START Data for this exercise
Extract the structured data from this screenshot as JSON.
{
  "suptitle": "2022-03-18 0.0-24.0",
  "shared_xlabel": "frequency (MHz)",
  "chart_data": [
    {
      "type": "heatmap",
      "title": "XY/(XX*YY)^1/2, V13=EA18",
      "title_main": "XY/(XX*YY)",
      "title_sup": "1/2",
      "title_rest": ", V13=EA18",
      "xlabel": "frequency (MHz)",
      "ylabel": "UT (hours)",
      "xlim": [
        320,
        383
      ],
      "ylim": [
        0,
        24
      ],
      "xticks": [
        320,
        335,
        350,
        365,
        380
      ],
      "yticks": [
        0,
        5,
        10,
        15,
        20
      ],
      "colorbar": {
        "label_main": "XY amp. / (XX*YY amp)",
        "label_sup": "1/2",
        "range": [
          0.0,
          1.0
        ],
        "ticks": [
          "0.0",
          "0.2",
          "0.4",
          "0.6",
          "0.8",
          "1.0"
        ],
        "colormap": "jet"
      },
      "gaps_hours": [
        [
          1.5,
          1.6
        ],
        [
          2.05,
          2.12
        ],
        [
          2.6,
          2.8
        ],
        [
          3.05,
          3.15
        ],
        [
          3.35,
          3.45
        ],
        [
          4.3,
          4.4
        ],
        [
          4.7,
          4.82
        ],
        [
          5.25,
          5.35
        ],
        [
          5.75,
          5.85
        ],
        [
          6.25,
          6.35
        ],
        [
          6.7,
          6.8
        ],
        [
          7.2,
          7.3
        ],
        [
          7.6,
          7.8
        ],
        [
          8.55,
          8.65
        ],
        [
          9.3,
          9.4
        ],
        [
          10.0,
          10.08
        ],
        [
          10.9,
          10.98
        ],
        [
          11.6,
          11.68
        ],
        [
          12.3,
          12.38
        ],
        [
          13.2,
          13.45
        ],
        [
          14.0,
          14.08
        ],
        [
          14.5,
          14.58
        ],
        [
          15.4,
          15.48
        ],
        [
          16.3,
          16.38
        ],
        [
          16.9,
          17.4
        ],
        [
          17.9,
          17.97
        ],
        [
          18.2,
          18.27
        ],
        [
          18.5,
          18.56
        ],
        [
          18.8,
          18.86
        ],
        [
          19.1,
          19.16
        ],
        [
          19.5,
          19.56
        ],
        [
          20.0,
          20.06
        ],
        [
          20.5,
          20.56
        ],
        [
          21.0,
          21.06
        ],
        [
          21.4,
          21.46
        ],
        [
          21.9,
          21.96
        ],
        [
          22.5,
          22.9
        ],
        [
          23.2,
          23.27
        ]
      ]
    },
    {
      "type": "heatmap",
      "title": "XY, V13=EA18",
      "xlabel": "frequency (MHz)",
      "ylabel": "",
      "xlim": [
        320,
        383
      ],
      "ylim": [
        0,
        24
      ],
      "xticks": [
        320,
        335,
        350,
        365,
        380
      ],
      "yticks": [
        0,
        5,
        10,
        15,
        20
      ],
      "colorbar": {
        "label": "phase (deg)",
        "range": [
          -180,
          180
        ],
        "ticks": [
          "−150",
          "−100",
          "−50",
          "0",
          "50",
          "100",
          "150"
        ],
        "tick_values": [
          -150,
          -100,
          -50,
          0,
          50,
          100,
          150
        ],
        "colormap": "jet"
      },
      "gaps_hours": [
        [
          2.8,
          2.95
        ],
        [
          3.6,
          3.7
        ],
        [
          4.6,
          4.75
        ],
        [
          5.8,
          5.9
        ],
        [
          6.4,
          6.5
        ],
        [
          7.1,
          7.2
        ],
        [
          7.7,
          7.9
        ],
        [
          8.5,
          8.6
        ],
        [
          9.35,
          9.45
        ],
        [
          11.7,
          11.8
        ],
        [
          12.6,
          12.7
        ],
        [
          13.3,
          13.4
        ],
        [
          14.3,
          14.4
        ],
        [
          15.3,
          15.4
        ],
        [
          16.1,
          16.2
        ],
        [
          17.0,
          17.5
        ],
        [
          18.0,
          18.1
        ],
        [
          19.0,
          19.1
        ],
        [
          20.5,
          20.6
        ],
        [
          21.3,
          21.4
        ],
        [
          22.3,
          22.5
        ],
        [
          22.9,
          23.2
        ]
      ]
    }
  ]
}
END Data for this exercise
Produce an exact copy of the whole listing.

__Exercise output__.
Extract the structured data from this screenshot as JSON.
{
  "suptitle": "2022-03-18 0.0-24.0",
  "shared_xlabel": "frequency (MHz)",
  "chart_data": [
    {
      "type": "heatmap",
      "title": "XY/(XX*YY)^1/2, V13=EA18",
      "title_main": "XY/(XX*YY)",
      "title_sup": "1/2",
      "title_rest": ", V13=EA18",
      "xlabel": "frequency (MHz)",
      "ylabel": "UT (hours)",
      "xlim": [
        320,
        383
      ],
      "ylim": [
        0,
        24
      ],
      "xticks": [
        320,
        335,
        350,
        365,
        380
      ],
      "yticks": [
        0,
        5,
        10,
        15,
        20
      ],
      "colorbar": {
        "label_main": "XY amp. / (XX*YY amp)",
        "label_sup": "1/2",
        "range": [
          0.0,
          1.0
        ],
        "ticks": [
          "0.0",
          "0.2",
          "0.4",
          "0.6",
          "0.8",
          "1.0"
        ],
        "colormap": "jet"
      },
      "gaps_hours": [
        [
          1.5,
          1.6
        ],
        [
          2.05,
          2.12
        ],
        [
          2.6,
          2.8
        ],
        [
          3.05,
          3.15
        ],
        [
          3.35,
          3.45
        ],
        [
          4.3,
          4.4
        ],
        [
          4.7,
          4.82
        ],
        [
          5.25,
          5.35
        ],
        [
          5.75,
          5.85
        ],
        [
          6.25,
          6.35
        ],
        [
          6.7,
          6.8
        ],
        [
          7.2,
          7.3
        ],
        [
          7.6,
          7.8
        ],
        [
          8.55,
          8.65
        ],
        [
          9.3,
          9.4
        ],
        [
          10.0,
          10.08
        ],
        [
          10.9,
          10.98
        ],
        [
          11.6,
          11.68
        ],
        [
          12.3,
          12.38
        ],
        [
          13.2,
          13.45
        ],
        [
          14.0,
          14.08
        ],
        [
          14.5,
          14.58
        ],
        [
          15.4,
          15.48
        ],
        [
          16.3,
          16.38
        ],
        [
          16.9,
          17.4
        ],
        [
          17.9,
          17.97
        ],
        [
          18.2,
          18.27
        ],
        [
          18.5,
          18.56
        ],
        [
          18.8,
          18.86
        ],
        [
          19.1,
          19.16
        ],
        [
          19.5,
          19.56
        ],
        [
          20.0,
          20.06
        ],
        [
          20.5,
          20.56
        ],
        [
          21.0,
          21.06
        ],
        [
          21.4,
          21.46
        ],
        [
          21.9,
          21.96
        ],
        [
          22.5,
          22.9
        ],
        [
          23.2,
          23.27
        ]
      ]
    },
    {
      "type": "heatmap",
      "title": "XY, V13=EA18",
      "xlabel": "frequency (MHz)",
      "ylabel": "",
      "xlim": [
        320,
        383
      ],
      "ylim": [
        0,
        24
      ],
      "xticks": [
        320,
        335,
        350,
        365,
        380
      ],
      "yticks": [
        0,
        5,
        10,
        15,
        20
      ],
      "colorbar": {
        "label": "phase (deg)",
        "range": [
          -180,
          180
        ],
        "ticks": [
          "−150",
          "−100",
          "−50",
          "0",
          "50",
          "100",
          "150"
        ],
        "tick_values": [
          -150,
          -100,
          -50,
          0,
          50,
          100,
          150
        ],
        "colormap": "jet"
      },
      "gaps_hours": [
        [
          2.8,
          2.95
        ],
        [
          3.6,
          3.7
        ],
        [
          4.6,
          4.75
        ],
        [
          5.8,
          5.9
        ],
        [
          6.4,
          6.5
        ],
        [
          7.1,
          7.2
        ],
        [
          7.7,
          7.9
        ],
        [
          8.5,
          8.6
        ],
        [
          9.35,
          9.45
        ],
        [
          11.7,
          11.8
        ],
        [
          12.6,
          12.7
        ],
        [
          13.3,
          13.4
        ],
        [
          14.3,
          14.4
        ],
        [
          15.3,
          15.4
        ],
        [
          16.1,
          16.2
        ],
        [
          17.0,
          17.5
        ],
        [
          18.0,
          18.1
        ],
        [
          19.0,
          19.1
        ],
        [
          20.5,
          20.6
        ],
        [
          21.3,
          21.4
        ],
        [
          22.3,
          22.5
        ],
        [
          22.9,
          23.2
        ]
      ]
    }
  ]
}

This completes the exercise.